BEGIN EXERCISE PASSAGE

Personal information
- Full name: John McDowell Torbet
- Date of birth: 25 September 1903
- Place of birth: Benwhat, Scotland
- Date of death: 16 February 1957 (aged 53)
- Place of death: Edinburgh, Scotland
- Position(s): Outside left

Senior career*
- Years: Team / Apps / (Gls)
- –: Cumnock Juniors
- 1924–1933: Partick Thistle / 212 / (91)
- 1933–1934: Preston North End / 11 / (4)
- 1934–1935: Burton Town
- 1935–1936: Stockport County / 6 / (1)
- 1936–1937: Ayr United / 46 / (26)
- 1937: Alloa Athletic / 5 / (3)
- 1937–1938: Leith Athletic / 2 / (0)
- Total:  / 282 / (124)

= John Torbet =

Scottish footballer

John McDowell Torbet (25 September 1903 – 16 February 1957) was a Scottish professional footballer who played as an outside left.

END EXERCISE PASSAGE

### TASK PROMPT
Reproduce everything in the John Torbet profile from "Senior career*" down to "Athletic / 5 / (3)", renaming "Partick Thistle" as "Partick Thistle F.C.".

BEGIN DATA SECTION

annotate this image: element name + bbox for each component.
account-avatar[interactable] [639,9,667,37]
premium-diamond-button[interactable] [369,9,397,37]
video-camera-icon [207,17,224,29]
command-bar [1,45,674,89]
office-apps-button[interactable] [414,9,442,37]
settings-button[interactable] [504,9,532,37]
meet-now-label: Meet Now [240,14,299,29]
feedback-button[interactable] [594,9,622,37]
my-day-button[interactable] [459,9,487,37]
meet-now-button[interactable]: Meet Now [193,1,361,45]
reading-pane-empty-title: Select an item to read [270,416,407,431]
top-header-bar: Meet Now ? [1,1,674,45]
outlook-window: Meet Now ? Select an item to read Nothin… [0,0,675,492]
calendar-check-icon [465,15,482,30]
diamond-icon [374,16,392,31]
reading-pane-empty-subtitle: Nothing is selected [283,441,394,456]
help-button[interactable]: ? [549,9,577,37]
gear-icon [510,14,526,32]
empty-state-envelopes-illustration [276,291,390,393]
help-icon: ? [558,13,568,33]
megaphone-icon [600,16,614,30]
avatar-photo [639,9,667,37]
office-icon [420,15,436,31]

END DATA SECTION

### COMPLETED EXERCISE
Senior career*
- Years: Team / Apps / (Gls)
- –: Cumnock Juniors
- 1924–1933: Partick Thistle F.C. / 212 / (91)
- 1933–1934: Preston North End / 11 / (4)
- 1934–1935: Burton Town
- 1935–1936: Stockport County / 6 / (1)
- 1936–1937: Ayr United / 46 / (26)
- 1937: Alloa Athletic / 5 / (3)